## SHORT EXERCISE
In your copy, reproduce the entries exactly as they are, minus the images.
========================================================================
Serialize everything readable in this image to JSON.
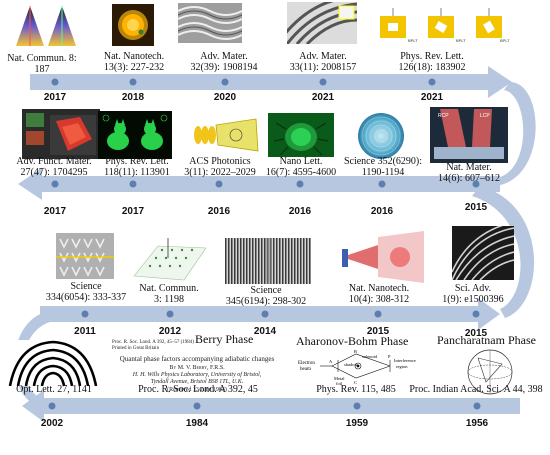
{
  "rows": {
    "row1": {
      "years": [
        "2017",
        "2018",
        "2020",
        "2021",
        "2021"
      ],
      "labels": [
        [
          "Nat. Commun. 8:",
          "187"
        ],
        [
          "Nat. Nanotech.",
          "13(3): 227-232"
        ],
        [
          "Adv. Mater.",
          "32(39): 1908194"
        ],
        [
          "Adv. Mater.",
          "33(11): 2008157"
        ],
        [
          "Phys. Rev. Lett.",
          "126(18): 183902"
        ]
      ]
    },
    "row2": {
      "years": [
        "2017",
        "2017",
        "2016",
        "2016",
        "2016",
        "2015"
      ],
      "labels": [
        [
          "Adv. Funct. Mater.",
          "27(47): 1704295"
        ],
        [
          "Phys. Rev. Lett.",
          "118(11): 113901"
        ],
        [
          "ACS Photonics",
          "3(11): 2022–2029"
        ],
        [
          "Nano Lett.",
          "16(7): 4595-4600"
        ],
        [
          "Science 352(6290):",
          "1190-1194"
        ],
        [
          "Nat. Mater.",
          "14(6): 607–612"
        ]
      ]
    },
    "row3": {
      "years": [
        "2011",
        "2012",
        "2014",
        "2015",
        "2015"
      ],
      "labels": [
        [
          "Science",
          "334(6054): 333-337"
        ],
        [
          "Nat. Commun.",
          "3: 1198"
        ],
        [
          "Science",
          "345(6194): 298-302"
        ],
        [
          "Nat. Nanotech.",
          "10(4): 308-312"
        ],
        [
          "Sci. Adv.",
          "1(9): e1500396"
        ]
      ]
    },
    "row4": {
      "years": [
        "2002",
        "1984",
        "1959",
        "1956"
      ],
      "labels": [
        "Opt. Lett. 27, 1141",
        "Proc. R. Soc. Lond. A 392, 45",
        "Phys. Rev. 115, 485",
        "Proc. Indian Acad. Sci. A 44, 398"
      ]
    }
  },
  "phases": {
    "berry": "Berry Phase",
    "ab": "Aharonov-Bohm Phase",
    "pancharatnam": "Pancharatnam Phase"
  },
  "paper": {
    "line1": "Proc. R. Soc. Lond. A 392, 45–57 (1984)",
    "line2": "Printed in Great Britain",
    "title": "Quantal phase factors accompanying adiabatic changes",
    "author": "By M. V. Berry, F.R.S.",
    "affil1": "H. H. Wills Physics Laboratory, University of Bristol,",
    "affil2": "Tyndall Avenue, Bristol BS8 1TL, U.K.",
    "received": "(Received 13 June 1983)"
  },
  "ab_diagram": {
    "electron": "Electron",
    "beam": "beam",
    "shadow": "shadow",
    "solenoid": "solenoid",
    "interference": "Interference",
    "region": "region",
    "metal": "Metal",
    "foil": "foil",
    "a": "A",
    "b": "B",
    "c": "C",
    "p": "P"
  },
  "thumbs": {
    "pbp_spin_labels": [
      "BPLT",
      "BPLT",
      "BPLT"
    ],
    "lcp": "LCP",
    "rcp": "RCP"
  },
  "colors": {
    "arrow": "#b8c7e0",
    "arrow_edge": "#a7b9d8",
    "dot": "#5c7fb0",
    "sci_bg": "#4fa3c7"
  }
}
========================================================================
## THE RESULT
Serialize everything readable in this image to JSON.
{
  "rows": {
    "row1": {
      "years": [
        "2017",
        "2018",
        "2020",
        "2021",
        "2021"
      ],
      "labels": [
        [
          "Nat. Commun. 8:",
          "187"
        ],
        [
          "Nat. Nanotech.",
          "13(3): 227-232"
        ],
        [
          "Adv. Mater.",
          "32(39): 1908194"
        ],
        [
          "Adv. Mater.",
          "33(11): 2008157"
        ],
        [
          "Phys. Rev. Lett.",
          "126(18): 183902"
        ]
      ]
    },
    "row2": {
      "years": [
        "2017",
        "2017",
        "2016",
        "2016",
        "2016",
        "2015"
      ],
      "labels": [
        [
          "Adv. Funct. Mater.",
          "27(47): 1704295"
        ],
        [
          "Phys. Rev. Lett.",
          "118(11): 113901"
        ],
        [
          "ACS Photonics",
          "3(11): 2022–2029"
        ],
        [
          "Nano Lett.",
          "16(7): 4595-4600"
        ],
        [
          "Science 352(6290):",
          "1190-1194"
        ],
        [
          "Nat. Mater.",
          "14(6): 607–612"
        ]
      ]
    },
    "row3": {
      "years": [
        "2011",
        "2012",
        "2014",
        "2015",
        "2015"
      ],
      "labels": [
        [
          "Science",
          "334(6054): 333-337"
        ],
        [
          "Nat. Commun.",
          "3: 1198"
        ],
        [
          "Science",
          "345(6194): 298-302"
        ],
        [
          "Nat. Nanotech.",
          "10(4): 308-312"
        ],
        [
          "Sci. Adv.",
          "1(9): e1500396"
        ]
      ]
    },
    "row4": {
      "years": [
        "2002",
        "1984",
        "1959",
        "1956"
      ],
      "labels": [
        "Opt. Lett. 27, 1141",
        "Proc. R. Soc. Lond. A 392, 45",
        "Phys. Rev. 115, 485",
        "Proc. Indian Acad. Sci. A 44, 398"
      ]
    }
  },
  "phases": {
    "berry": "Berry Phase",
    "ab": "Aharonov-Bohm Phase",
    "pancharatnam": "Pancharatnam Phase"
  },
  "paper": {
    "line1": "Proc. R. Soc. Lond. A 392, 45–57 (1984)",
    "line2": "Printed in Great Britain",
    "title": "Quantal phase factors accompanying adiabatic changes",
    "author": "By M. V. Berry, F.R.S.",
    "affil1": "H. H. Wills Physics Laboratory, University of Bristol,",
    "affil2": "Tyndall Avenue, Bristol BS8 1TL, U.K.",
    "received": "(Received 13 June 1983)"
  },
  "ab_diagram": {
    "electron": "Electron",
    "beam": "beam",
    "shadow": "shadow",
    "solenoid": "solenoid",
    "interference": "Interference",
    "region": "region",
    "metal": "Metal",
    "foil": "foil",
    "a": "A",
    "b": "B",
    "c": "C",
    "p": "P"
  },
  "thumbs": {
    "pbp_spin_labels": [
      "BPLT",
      "BPLT",
      "BPLT"
    ],
    "lcp": "LCP",
    "rcp": "RCP"
  },
  "colors": {
    "arrow": "#b8c7e0",
    "arrow_edge": "#a7b9d8",
    "dot": "#5c7fb0",
    "sci_bg": "#4fa3c7"
  }
}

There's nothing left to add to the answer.